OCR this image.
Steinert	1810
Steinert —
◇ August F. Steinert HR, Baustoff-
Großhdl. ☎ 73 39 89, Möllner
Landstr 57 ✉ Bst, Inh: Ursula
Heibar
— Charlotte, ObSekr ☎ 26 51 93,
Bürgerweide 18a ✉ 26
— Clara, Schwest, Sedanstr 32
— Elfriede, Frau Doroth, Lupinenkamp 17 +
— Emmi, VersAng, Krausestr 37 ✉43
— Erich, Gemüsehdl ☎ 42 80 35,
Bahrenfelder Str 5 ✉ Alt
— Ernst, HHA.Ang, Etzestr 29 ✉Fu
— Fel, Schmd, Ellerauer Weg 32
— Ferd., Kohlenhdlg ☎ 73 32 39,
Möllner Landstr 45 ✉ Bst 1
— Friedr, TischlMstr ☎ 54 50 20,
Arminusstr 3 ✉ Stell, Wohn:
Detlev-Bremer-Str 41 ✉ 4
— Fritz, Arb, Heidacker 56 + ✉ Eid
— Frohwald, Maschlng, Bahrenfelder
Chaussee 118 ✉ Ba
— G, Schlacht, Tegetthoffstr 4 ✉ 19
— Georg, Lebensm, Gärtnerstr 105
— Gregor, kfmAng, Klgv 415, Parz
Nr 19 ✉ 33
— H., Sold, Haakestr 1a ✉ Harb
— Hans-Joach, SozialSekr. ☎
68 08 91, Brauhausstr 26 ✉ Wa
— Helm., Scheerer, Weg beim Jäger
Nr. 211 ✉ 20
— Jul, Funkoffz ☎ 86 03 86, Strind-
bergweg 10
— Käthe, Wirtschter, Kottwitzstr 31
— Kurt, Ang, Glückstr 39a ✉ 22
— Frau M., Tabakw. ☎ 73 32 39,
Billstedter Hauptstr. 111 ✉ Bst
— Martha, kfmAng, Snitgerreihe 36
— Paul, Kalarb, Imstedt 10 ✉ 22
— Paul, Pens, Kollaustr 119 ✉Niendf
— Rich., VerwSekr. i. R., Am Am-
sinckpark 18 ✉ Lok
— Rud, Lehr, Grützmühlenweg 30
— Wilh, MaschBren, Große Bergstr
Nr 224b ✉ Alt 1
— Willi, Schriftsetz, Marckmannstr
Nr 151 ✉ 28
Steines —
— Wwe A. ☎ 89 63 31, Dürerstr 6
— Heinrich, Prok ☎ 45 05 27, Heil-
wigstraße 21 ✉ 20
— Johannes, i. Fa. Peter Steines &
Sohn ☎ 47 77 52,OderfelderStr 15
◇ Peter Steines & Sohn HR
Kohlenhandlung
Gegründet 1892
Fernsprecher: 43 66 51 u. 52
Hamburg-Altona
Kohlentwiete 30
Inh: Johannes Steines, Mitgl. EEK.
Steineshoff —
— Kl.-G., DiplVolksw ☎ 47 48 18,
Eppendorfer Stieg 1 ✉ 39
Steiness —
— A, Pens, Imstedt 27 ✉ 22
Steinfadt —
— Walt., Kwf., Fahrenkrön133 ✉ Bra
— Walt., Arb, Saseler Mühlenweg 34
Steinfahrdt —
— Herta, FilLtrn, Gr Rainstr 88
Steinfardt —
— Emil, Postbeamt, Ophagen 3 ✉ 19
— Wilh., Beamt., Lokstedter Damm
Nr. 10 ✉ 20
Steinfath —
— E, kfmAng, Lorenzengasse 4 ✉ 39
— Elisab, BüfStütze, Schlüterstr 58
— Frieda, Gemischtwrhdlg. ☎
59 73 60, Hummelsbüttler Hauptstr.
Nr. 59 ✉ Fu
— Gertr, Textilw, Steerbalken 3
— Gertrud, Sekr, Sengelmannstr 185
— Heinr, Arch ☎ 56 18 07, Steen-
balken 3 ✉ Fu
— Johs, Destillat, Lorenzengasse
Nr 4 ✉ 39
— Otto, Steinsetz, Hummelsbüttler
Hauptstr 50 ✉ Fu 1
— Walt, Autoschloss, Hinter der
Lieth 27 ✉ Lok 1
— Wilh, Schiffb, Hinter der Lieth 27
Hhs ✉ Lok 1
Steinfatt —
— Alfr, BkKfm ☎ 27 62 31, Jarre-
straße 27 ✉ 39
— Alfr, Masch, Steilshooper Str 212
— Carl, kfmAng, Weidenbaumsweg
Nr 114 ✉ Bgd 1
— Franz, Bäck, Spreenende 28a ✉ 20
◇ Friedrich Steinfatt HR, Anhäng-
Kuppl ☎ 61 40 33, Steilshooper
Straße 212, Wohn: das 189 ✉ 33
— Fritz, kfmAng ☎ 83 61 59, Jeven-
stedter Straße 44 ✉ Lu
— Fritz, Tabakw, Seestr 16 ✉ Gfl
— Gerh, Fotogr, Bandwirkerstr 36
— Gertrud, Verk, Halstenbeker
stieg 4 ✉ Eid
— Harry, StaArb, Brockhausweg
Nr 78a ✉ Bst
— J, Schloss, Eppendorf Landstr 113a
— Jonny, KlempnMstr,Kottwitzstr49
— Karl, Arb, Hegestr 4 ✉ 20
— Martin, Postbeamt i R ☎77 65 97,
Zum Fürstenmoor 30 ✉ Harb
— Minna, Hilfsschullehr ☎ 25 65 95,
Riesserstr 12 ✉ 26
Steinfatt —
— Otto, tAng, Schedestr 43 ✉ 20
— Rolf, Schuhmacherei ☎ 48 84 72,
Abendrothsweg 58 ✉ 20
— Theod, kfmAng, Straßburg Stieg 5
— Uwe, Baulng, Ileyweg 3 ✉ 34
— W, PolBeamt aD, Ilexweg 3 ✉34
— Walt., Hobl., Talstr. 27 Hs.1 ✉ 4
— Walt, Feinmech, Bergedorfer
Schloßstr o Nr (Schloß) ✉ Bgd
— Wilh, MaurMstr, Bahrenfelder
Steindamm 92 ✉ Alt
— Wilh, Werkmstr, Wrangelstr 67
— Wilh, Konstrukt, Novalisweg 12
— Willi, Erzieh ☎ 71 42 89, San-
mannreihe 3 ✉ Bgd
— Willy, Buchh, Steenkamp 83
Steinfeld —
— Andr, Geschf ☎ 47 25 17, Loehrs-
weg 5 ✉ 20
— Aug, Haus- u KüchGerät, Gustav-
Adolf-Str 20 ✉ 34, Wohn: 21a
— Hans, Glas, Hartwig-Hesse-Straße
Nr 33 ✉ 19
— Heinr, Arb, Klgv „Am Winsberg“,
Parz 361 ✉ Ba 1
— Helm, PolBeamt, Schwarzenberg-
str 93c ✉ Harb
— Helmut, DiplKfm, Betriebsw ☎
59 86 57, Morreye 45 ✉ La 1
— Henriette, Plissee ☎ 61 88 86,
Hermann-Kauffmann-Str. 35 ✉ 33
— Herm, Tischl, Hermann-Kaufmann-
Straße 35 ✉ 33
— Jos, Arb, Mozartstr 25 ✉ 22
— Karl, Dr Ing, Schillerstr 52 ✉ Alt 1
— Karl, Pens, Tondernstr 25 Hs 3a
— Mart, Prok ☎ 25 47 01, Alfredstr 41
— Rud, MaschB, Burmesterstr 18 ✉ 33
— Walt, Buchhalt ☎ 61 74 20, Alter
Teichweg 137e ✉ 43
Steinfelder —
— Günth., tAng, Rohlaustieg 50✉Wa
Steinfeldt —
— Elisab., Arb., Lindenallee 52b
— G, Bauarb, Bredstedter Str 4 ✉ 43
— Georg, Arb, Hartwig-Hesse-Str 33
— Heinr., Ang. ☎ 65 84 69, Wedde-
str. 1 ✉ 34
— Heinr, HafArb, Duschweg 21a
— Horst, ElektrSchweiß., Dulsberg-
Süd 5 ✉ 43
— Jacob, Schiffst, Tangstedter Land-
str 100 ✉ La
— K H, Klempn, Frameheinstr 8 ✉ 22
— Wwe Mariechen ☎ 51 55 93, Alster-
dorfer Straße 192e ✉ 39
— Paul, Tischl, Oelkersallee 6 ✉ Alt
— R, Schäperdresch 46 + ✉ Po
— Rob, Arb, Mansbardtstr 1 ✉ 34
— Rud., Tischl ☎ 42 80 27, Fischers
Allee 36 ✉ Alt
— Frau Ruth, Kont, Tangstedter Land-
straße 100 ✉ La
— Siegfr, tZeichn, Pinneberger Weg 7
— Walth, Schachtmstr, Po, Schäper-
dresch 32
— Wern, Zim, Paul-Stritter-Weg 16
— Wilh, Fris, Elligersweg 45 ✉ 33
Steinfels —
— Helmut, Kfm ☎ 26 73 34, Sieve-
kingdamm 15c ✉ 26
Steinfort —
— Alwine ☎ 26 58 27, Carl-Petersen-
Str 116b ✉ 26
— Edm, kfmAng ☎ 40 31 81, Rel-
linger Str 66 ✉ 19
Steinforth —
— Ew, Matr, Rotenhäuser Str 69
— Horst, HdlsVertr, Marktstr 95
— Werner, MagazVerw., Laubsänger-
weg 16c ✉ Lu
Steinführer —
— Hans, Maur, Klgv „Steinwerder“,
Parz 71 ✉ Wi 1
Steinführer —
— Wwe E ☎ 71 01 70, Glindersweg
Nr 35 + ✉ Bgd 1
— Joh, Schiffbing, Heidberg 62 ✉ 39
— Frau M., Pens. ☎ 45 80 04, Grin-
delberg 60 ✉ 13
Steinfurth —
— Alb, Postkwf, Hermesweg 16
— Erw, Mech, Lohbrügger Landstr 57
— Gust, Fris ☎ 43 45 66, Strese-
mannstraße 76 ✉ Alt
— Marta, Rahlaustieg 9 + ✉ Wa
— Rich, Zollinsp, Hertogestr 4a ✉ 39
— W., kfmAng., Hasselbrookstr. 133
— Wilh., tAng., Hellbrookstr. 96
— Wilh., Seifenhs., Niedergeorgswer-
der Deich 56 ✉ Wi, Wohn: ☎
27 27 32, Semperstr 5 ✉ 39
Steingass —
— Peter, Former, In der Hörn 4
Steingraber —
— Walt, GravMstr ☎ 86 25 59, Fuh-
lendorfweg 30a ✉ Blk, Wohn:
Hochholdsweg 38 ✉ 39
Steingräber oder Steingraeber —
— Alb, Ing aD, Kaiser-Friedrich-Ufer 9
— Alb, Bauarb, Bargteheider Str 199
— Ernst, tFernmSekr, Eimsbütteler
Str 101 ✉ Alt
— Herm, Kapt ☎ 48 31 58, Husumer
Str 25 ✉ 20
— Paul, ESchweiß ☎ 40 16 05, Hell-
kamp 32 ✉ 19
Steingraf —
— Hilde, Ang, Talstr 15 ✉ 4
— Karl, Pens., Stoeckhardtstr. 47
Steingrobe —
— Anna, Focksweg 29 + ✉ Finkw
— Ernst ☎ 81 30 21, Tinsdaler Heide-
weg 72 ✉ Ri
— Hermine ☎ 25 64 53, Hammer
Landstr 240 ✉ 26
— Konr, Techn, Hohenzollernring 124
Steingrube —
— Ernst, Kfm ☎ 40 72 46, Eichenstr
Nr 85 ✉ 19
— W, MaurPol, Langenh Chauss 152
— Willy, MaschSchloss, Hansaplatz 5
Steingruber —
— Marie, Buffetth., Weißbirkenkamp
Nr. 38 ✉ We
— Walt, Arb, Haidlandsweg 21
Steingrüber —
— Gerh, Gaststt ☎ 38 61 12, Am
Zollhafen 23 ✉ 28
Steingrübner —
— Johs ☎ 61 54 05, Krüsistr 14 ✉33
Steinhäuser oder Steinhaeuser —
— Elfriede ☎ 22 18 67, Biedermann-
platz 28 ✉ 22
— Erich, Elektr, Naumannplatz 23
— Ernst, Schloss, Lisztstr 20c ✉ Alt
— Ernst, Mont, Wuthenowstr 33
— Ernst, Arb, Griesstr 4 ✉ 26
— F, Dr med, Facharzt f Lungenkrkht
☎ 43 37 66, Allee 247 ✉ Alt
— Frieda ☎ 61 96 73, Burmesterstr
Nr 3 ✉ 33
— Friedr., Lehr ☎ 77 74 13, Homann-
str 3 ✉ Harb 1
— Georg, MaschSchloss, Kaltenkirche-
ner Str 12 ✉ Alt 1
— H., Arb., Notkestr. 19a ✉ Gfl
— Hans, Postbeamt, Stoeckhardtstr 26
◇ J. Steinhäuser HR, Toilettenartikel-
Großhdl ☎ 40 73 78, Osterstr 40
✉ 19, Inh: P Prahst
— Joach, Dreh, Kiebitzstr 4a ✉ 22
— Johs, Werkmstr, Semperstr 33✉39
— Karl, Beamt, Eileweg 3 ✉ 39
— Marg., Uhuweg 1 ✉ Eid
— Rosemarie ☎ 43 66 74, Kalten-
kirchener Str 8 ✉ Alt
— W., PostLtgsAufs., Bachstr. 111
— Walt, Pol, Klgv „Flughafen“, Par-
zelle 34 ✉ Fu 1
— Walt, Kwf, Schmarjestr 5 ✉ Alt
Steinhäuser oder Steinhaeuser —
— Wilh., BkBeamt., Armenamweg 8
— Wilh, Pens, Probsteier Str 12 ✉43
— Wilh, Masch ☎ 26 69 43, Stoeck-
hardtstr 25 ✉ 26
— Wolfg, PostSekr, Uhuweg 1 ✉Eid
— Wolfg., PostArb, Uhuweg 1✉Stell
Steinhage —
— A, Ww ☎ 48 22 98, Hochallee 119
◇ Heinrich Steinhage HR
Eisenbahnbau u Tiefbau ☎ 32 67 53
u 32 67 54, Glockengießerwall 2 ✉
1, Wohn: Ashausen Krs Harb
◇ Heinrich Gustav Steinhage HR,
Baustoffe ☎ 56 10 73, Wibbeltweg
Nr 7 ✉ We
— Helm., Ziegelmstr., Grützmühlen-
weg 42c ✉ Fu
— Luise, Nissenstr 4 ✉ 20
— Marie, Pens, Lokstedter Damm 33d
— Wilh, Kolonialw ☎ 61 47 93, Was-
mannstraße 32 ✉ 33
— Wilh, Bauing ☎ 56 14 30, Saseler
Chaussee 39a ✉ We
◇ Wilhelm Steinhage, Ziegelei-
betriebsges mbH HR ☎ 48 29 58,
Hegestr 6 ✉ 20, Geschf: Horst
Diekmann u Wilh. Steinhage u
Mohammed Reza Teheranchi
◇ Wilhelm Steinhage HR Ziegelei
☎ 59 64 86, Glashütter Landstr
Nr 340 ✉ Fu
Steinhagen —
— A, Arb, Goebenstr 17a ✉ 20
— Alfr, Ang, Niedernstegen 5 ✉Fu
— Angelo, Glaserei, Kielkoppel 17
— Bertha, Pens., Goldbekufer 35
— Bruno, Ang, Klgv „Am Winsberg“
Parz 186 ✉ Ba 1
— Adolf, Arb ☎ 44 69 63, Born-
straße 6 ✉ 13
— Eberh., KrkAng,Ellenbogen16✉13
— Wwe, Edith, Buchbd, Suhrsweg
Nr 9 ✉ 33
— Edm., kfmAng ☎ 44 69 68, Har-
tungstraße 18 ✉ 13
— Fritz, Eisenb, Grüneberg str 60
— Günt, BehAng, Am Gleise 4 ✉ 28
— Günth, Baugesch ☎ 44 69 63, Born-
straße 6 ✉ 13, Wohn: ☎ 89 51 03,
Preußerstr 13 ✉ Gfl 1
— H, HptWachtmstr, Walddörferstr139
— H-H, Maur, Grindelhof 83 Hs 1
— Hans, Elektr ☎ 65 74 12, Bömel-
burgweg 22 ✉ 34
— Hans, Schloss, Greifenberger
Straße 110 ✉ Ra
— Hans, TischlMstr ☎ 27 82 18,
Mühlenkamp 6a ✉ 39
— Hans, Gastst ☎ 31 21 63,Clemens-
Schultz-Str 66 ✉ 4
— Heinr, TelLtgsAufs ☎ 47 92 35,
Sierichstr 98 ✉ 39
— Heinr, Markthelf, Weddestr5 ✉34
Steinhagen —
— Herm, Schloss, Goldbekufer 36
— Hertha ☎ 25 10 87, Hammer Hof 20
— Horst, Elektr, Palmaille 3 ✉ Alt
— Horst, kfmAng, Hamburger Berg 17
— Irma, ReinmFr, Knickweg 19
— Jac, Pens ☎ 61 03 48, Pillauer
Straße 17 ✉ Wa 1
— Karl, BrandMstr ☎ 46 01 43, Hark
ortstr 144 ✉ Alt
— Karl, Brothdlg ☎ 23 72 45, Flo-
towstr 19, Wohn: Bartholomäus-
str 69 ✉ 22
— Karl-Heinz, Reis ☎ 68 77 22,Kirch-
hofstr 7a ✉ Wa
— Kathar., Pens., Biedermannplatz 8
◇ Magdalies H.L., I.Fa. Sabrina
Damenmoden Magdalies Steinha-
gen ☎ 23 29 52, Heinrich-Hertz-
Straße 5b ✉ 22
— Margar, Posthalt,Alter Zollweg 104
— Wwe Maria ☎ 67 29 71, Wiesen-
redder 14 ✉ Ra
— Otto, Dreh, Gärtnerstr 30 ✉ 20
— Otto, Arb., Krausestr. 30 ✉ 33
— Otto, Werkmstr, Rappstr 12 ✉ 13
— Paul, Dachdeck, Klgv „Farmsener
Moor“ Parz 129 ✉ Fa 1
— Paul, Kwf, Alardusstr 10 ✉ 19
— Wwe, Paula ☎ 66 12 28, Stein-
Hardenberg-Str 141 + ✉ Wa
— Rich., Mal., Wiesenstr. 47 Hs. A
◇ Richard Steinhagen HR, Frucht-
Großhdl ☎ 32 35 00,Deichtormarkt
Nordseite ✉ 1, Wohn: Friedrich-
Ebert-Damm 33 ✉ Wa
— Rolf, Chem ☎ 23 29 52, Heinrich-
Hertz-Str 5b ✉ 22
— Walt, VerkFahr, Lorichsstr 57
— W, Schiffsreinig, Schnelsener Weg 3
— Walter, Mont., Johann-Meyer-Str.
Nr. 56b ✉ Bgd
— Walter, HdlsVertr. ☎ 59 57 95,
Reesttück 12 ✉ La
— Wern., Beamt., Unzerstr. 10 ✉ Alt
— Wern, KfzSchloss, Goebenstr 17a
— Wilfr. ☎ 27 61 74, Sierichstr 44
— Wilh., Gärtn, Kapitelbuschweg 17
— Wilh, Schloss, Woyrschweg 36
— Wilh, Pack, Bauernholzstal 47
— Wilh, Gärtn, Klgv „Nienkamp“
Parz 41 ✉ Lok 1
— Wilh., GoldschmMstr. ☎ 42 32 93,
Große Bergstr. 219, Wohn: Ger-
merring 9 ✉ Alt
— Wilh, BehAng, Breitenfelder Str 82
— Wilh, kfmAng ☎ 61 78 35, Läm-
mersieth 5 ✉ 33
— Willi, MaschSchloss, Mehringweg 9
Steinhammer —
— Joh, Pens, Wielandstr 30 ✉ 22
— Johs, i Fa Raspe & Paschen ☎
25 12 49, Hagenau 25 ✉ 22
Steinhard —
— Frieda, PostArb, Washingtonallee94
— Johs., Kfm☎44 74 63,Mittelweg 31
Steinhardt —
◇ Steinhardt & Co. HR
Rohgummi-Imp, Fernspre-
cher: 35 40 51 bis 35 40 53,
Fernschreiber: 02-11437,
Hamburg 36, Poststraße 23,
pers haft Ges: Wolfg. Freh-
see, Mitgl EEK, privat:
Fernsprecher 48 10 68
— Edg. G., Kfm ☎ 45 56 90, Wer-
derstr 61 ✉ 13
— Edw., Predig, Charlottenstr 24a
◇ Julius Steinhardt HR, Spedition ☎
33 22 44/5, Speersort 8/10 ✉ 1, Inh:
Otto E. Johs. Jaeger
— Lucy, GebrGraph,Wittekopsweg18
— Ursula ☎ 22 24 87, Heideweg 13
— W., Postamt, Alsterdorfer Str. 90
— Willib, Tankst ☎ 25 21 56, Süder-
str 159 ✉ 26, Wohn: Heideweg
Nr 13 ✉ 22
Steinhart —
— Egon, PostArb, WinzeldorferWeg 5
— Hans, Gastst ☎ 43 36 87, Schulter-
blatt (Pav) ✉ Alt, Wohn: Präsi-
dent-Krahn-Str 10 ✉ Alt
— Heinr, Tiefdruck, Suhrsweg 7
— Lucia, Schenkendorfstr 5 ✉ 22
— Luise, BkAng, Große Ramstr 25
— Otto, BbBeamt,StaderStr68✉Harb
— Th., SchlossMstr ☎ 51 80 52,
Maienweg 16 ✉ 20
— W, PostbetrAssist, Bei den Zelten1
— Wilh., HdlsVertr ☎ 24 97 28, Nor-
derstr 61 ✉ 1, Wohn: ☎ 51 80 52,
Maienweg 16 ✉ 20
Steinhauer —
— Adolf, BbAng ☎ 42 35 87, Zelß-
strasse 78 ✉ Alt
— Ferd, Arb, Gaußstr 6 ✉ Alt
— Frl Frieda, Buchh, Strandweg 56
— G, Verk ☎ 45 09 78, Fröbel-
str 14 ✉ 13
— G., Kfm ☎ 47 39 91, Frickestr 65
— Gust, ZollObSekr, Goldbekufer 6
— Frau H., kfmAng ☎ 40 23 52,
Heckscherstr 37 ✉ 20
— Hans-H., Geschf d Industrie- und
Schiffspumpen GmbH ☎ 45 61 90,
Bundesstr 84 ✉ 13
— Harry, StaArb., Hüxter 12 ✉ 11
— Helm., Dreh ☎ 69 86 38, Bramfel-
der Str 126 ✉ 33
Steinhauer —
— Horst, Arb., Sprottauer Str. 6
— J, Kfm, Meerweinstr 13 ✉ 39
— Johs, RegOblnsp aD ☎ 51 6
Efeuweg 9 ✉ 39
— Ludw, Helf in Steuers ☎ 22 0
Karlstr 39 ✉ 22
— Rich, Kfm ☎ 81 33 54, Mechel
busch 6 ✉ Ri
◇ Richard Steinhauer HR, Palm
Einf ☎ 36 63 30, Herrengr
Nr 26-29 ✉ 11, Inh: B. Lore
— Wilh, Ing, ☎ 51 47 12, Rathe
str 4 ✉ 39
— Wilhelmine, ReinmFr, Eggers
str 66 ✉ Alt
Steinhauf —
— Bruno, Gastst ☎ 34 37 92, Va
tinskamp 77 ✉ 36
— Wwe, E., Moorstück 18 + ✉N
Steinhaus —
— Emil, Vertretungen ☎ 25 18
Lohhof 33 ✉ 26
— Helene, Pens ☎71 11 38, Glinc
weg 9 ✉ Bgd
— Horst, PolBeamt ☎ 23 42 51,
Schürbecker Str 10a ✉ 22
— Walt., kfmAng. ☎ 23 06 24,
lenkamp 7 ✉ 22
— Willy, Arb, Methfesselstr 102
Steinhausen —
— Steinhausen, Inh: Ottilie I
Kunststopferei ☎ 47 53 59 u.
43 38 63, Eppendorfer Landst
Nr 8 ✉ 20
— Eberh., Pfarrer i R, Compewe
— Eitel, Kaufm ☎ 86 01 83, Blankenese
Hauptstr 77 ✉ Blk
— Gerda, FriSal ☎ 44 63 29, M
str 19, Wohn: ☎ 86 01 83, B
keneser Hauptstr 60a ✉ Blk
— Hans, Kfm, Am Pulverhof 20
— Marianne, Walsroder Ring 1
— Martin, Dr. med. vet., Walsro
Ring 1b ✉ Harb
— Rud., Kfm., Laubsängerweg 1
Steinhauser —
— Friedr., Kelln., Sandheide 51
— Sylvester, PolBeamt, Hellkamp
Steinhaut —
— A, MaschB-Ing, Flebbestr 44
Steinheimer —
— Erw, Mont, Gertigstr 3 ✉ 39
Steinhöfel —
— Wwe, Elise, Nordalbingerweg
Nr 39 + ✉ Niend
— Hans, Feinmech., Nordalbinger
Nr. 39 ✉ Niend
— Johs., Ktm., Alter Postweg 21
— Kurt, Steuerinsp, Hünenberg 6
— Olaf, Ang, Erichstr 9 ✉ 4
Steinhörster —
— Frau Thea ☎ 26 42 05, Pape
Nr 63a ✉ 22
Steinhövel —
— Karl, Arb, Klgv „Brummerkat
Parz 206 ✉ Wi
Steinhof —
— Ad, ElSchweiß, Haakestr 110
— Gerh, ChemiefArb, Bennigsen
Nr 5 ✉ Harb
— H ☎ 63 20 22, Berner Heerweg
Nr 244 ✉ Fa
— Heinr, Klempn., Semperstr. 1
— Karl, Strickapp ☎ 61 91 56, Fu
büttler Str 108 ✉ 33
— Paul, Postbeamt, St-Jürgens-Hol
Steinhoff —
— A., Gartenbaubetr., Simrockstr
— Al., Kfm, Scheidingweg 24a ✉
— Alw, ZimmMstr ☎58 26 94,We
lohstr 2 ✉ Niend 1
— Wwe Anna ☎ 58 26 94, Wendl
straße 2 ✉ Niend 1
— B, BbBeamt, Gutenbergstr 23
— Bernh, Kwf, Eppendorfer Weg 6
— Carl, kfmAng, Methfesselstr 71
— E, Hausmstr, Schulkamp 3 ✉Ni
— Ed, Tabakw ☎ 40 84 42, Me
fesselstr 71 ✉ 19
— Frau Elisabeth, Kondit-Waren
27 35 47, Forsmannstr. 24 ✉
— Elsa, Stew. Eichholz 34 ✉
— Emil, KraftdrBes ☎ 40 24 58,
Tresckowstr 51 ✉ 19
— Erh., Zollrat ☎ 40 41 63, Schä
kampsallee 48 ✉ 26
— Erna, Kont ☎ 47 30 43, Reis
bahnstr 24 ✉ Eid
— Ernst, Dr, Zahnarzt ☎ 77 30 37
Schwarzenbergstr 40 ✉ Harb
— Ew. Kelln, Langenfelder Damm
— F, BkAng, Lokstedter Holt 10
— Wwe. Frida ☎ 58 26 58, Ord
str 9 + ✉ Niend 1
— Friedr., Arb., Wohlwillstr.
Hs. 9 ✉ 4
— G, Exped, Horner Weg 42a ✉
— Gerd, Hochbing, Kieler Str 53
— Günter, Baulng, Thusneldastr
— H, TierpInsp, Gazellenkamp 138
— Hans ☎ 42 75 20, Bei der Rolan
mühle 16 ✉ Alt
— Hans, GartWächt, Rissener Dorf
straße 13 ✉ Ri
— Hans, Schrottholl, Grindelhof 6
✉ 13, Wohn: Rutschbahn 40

** EXERCISE DETAILS **
Filter the entries and copy out every line with the word "TischlMstr".

** TASK SOLUTION **
— Friedr, TischlMstr ☎ 54 50 20,
— Hans, TischlMstr ☎ 27 82 18,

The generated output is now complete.